__Written request__: Restate the entire listing word for word.

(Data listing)
- - - - - - -
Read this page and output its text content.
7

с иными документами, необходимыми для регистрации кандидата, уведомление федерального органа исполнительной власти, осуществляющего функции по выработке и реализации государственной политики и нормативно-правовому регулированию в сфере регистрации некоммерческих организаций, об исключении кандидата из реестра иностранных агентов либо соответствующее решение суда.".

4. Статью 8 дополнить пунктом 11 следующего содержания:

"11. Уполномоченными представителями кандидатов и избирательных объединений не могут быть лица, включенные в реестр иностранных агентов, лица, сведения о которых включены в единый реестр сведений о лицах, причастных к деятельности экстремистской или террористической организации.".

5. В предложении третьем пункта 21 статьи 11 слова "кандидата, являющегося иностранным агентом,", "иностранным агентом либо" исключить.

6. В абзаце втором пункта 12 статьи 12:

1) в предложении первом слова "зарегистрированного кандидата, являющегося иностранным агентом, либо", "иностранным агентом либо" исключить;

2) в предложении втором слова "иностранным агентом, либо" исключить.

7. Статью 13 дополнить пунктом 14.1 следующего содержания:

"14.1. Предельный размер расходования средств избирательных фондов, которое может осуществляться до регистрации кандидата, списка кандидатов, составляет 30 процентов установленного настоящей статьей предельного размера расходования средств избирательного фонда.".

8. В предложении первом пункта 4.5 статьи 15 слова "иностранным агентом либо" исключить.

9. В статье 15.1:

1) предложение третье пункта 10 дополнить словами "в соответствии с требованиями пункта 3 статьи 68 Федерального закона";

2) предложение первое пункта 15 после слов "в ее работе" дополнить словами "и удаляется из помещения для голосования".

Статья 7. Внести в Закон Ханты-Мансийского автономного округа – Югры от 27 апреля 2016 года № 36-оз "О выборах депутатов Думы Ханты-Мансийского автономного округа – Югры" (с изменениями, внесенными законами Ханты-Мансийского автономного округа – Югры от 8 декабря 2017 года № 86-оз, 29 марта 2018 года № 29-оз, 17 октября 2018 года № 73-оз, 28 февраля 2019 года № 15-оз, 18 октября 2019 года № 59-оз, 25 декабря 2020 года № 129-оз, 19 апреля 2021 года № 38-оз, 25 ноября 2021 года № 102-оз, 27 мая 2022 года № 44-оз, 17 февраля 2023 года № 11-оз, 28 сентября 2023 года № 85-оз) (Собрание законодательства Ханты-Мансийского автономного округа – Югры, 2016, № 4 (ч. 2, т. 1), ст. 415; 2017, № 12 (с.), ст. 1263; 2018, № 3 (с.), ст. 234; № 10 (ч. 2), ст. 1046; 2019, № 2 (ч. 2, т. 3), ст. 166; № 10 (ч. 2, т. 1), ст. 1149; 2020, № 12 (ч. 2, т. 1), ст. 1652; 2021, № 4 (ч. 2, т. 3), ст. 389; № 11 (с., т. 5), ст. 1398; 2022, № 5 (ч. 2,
- - - - - - -
__Result__:
Read this page and output its text content.
7

с иными документами, необходимыми для регистрации кандидата, уведомление федерального органа исполнительной власти, осуществляющего функции по выработке и реализации государственной политики и нормативно-правовому регулированию в сфере регистрации некоммерческих организаций, об исключении кандидата из реестра иностранных агентов либо соответствующее решение суда.".

4. Статью 8 дополнить пунктом 11 следующего содержания:

"11. Уполномоченными представителями кандидатов и избирательных объединений не могут быть лица, включенные в реестр иностранных агентов, лица, сведения о которых включены в единый реестр сведений о лицах, причастных к деятельности экстремистской или террористической организации.".

5. В предложении третьем пункта 21 статьи 11 слова "кандидата, являющегося иностранным агентом,", "иностранным агентом либо" исключить.

6. В абзаце втором пункта 12 статьи 12:

1) в предложении первом слова "зарегистрированного кандидата, являющегося иностранным агентом, либо", "иностранным агентом либо" исключить;

2) в предложении втором слова "иностранным агентом, либо" исключить.

7. Статью 13 дополнить пунктом 14.1 следующего содержания:

"14.1. Предельный размер расходования средств избирательных фондов, которое может осуществляться до регистрации кандидата, списка кандидатов, составляет 30 процентов установленного настоящей статьей предельного размера расходования средств избирательного фонда.".

8. В предложении первом пункта 4.5 статьи 15 слова "иностранным агентом либо" исключить.

9. В статье 15.1:

1) предложение третье пункта 10 дополнить словами "в соответствии с требованиями пункта 3 статьи 68 Федерального закона";

2) предложение первое пункта 15 после слов "в ее работе" дополнить словами "и удаляется из помещения для голосования".

Статья 7. Внести в Закон Ханты-Мансийского автономного округа – Югры от 27 апреля 2016 года № 36-оз "О выборах депутатов Думы Ханты-Мансийского автономного округа – Югры" (с изменениями, внесенными законами Ханты-Мансийского автономного округа – Югры от 8 декабря 2017 года № 86-оз, 29 марта 2018 года № 29-оз, 17 октября 2018 года № 73-оз, 28 февраля 2019 года № 15-оз, 18 октября 2019 года № 59-оз, 25 декабря 2020 года № 129-оз, 19 апреля 2021 года № 38-оз, 25 ноября 2021 года № 102-оз, 27 мая 2022 года № 44-оз, 17 февраля 2023 года № 11-оз, 28 сентября 2023 года № 85-оз) (Собрание законодательства Ханты-Мансийского автономного округа – Югры, 2016, № 4 (ч. 2, т. 1), ст. 415; 2017, № 12 (с.), ст. 1263; 2018, № 3 (с.), ст. 234; № 10 (ч. 2), ст. 1046; 2019, № 2 (ч. 2, т. 3), ст. 166; № 10 (ч. 2, т. 1), ст. 1149; 2020, № 12 (ч. 2, т. 1), ст. 1652; 2021, № 4 (ч. 2, т. 3), ст. 389; № 11 (с., т. 5), ст. 1398; 2022, № 5 (ч. 2,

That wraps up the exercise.